### Problem
Identify every line containing the word "total" and reproduce each one.

### Records supplied
>>>>

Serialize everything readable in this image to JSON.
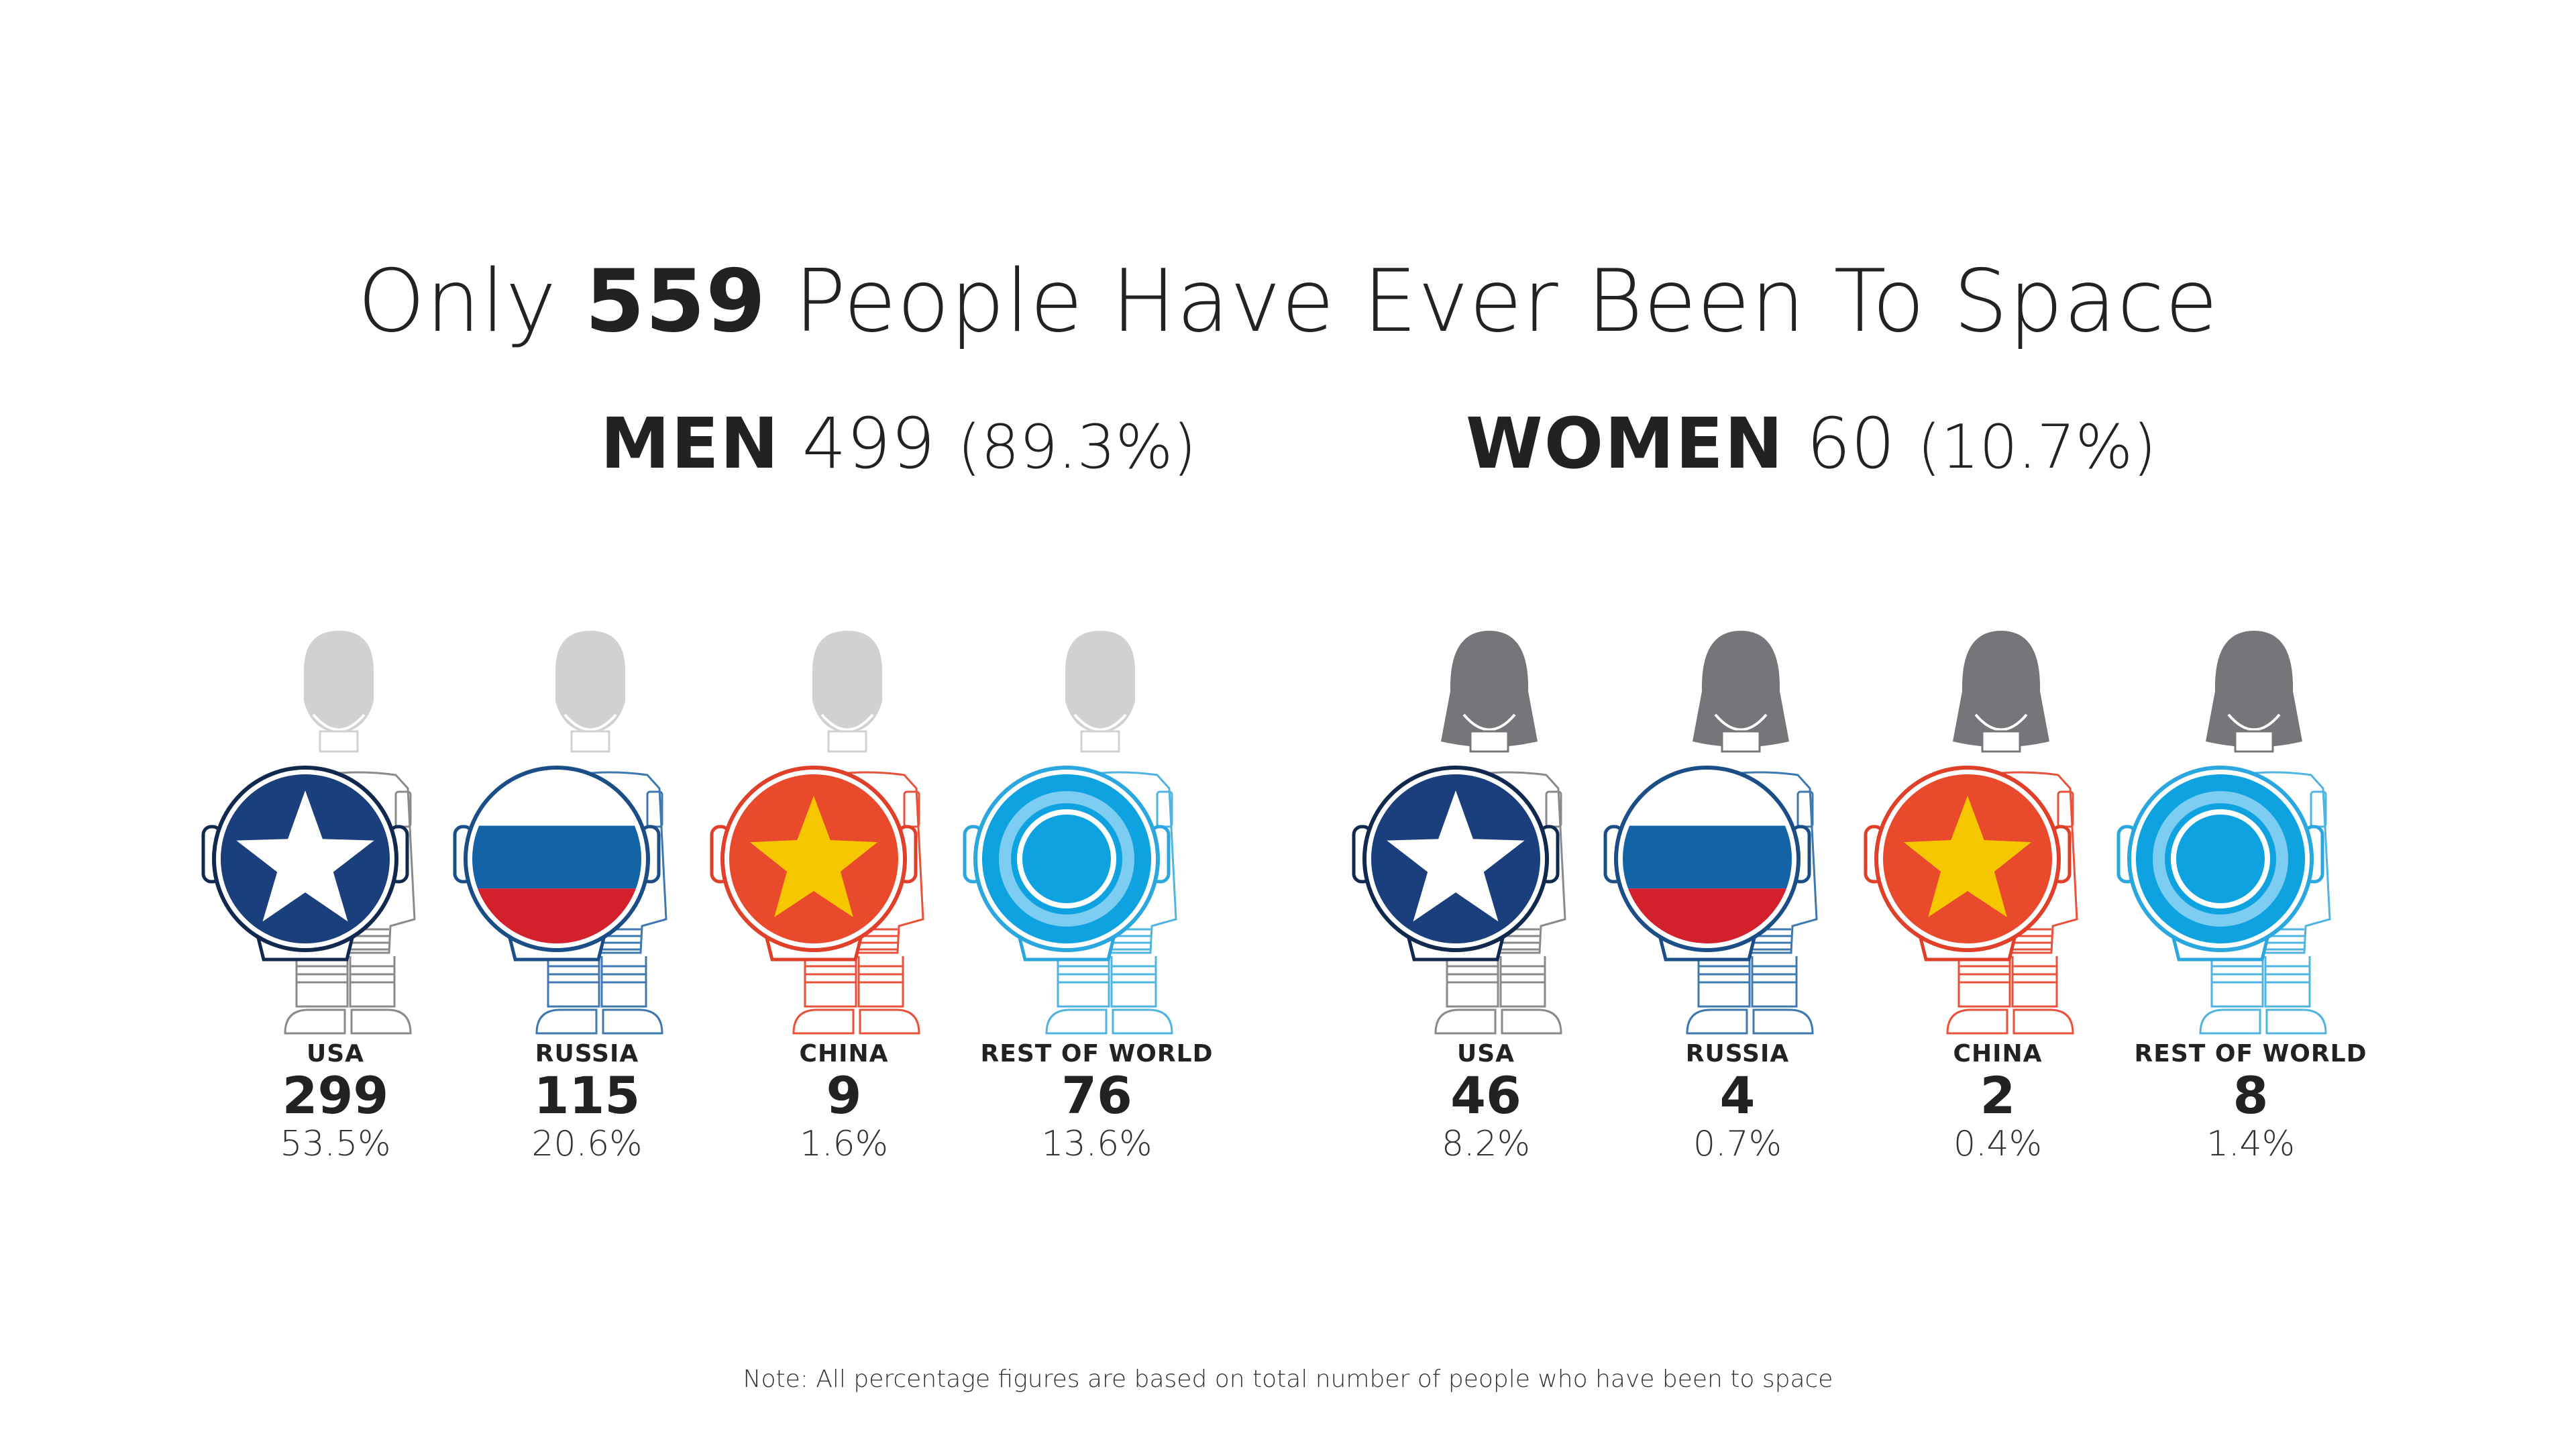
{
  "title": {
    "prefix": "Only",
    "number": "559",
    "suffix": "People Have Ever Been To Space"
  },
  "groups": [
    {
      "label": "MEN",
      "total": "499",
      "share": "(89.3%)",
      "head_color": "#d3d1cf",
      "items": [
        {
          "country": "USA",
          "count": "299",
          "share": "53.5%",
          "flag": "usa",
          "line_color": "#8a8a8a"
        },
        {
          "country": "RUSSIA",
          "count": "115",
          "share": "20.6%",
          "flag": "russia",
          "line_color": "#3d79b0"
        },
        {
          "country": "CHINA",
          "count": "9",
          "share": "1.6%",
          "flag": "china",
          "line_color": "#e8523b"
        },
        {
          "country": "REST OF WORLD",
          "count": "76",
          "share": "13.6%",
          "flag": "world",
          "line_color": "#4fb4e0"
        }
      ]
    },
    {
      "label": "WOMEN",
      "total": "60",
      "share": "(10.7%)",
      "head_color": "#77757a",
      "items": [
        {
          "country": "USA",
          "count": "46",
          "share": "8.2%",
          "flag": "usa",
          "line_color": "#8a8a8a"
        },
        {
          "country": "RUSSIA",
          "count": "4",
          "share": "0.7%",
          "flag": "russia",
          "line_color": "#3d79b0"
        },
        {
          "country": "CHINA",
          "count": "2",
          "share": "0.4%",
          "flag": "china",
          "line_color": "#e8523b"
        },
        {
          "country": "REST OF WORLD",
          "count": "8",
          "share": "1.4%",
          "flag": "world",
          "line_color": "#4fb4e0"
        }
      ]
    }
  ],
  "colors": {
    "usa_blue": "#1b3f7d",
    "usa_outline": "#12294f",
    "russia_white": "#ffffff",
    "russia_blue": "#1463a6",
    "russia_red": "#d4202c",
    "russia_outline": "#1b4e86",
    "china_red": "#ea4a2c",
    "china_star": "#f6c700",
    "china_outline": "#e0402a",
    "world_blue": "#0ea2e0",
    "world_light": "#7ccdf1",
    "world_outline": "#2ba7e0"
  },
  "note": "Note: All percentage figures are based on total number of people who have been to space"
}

<<<<
>>>>

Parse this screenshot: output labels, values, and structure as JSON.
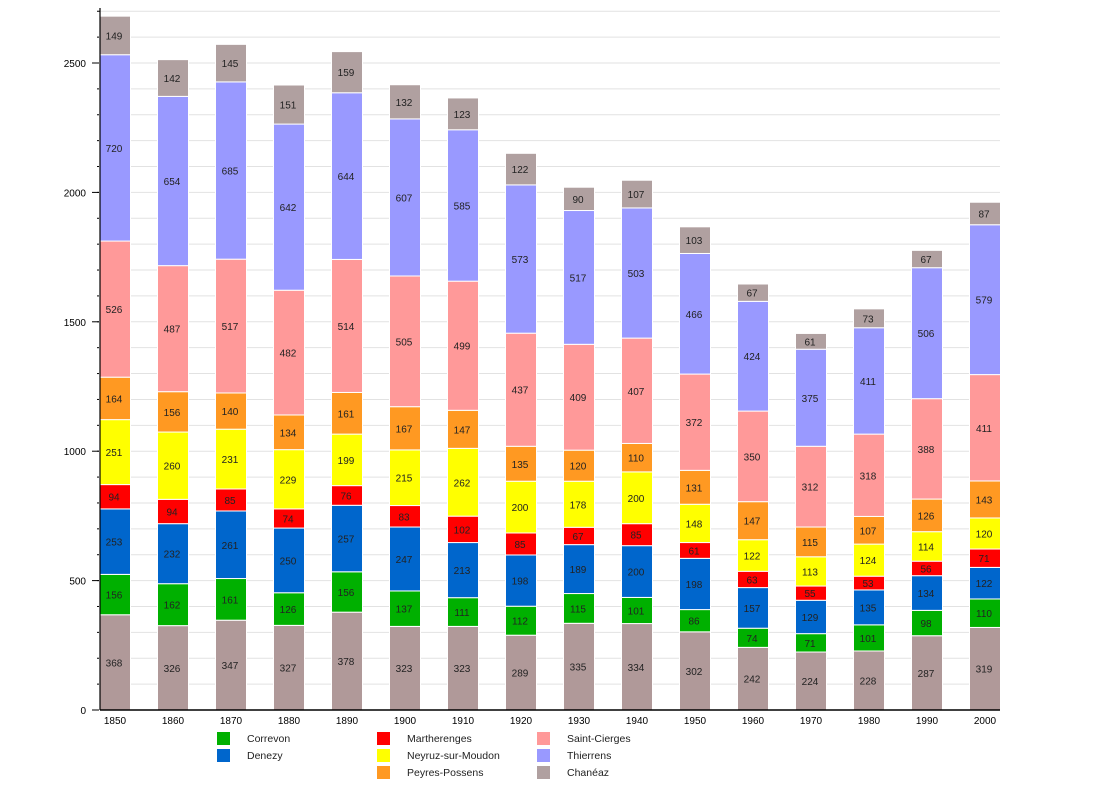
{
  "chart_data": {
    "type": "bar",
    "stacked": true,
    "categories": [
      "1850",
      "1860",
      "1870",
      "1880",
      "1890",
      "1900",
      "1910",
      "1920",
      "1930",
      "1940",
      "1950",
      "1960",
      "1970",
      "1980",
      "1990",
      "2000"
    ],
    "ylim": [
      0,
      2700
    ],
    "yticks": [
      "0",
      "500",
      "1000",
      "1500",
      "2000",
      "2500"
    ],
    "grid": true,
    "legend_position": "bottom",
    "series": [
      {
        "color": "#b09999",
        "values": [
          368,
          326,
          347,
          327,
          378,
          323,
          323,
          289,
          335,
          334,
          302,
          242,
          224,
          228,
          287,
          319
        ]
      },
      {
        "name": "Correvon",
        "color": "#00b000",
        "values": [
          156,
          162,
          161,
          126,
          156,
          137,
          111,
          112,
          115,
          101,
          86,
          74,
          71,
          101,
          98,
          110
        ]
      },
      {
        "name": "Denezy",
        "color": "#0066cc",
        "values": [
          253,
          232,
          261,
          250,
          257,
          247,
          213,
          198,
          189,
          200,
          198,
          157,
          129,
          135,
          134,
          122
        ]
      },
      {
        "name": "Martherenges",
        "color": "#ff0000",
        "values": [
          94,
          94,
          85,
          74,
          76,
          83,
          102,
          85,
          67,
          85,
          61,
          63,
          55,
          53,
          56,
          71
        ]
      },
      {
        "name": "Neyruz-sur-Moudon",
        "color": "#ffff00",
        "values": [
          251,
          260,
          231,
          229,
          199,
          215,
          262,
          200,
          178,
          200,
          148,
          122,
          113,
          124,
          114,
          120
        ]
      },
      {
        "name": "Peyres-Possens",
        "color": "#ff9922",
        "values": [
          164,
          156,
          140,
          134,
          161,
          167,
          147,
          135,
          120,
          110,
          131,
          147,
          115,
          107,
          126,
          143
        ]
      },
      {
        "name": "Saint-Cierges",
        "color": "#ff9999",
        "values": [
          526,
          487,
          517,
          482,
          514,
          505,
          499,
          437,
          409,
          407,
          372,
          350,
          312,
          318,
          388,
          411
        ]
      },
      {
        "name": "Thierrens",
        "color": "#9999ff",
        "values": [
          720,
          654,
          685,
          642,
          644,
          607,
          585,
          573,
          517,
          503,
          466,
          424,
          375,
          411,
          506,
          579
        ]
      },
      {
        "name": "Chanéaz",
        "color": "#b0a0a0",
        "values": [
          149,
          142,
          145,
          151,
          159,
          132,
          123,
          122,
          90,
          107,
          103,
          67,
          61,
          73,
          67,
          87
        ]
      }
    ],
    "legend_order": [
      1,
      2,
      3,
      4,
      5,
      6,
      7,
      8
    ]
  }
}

<<<<

### Complete response
      "total": "499",
      "total": "60",
  "note": "Note: All percentage figures are based on total number of people who have been to space"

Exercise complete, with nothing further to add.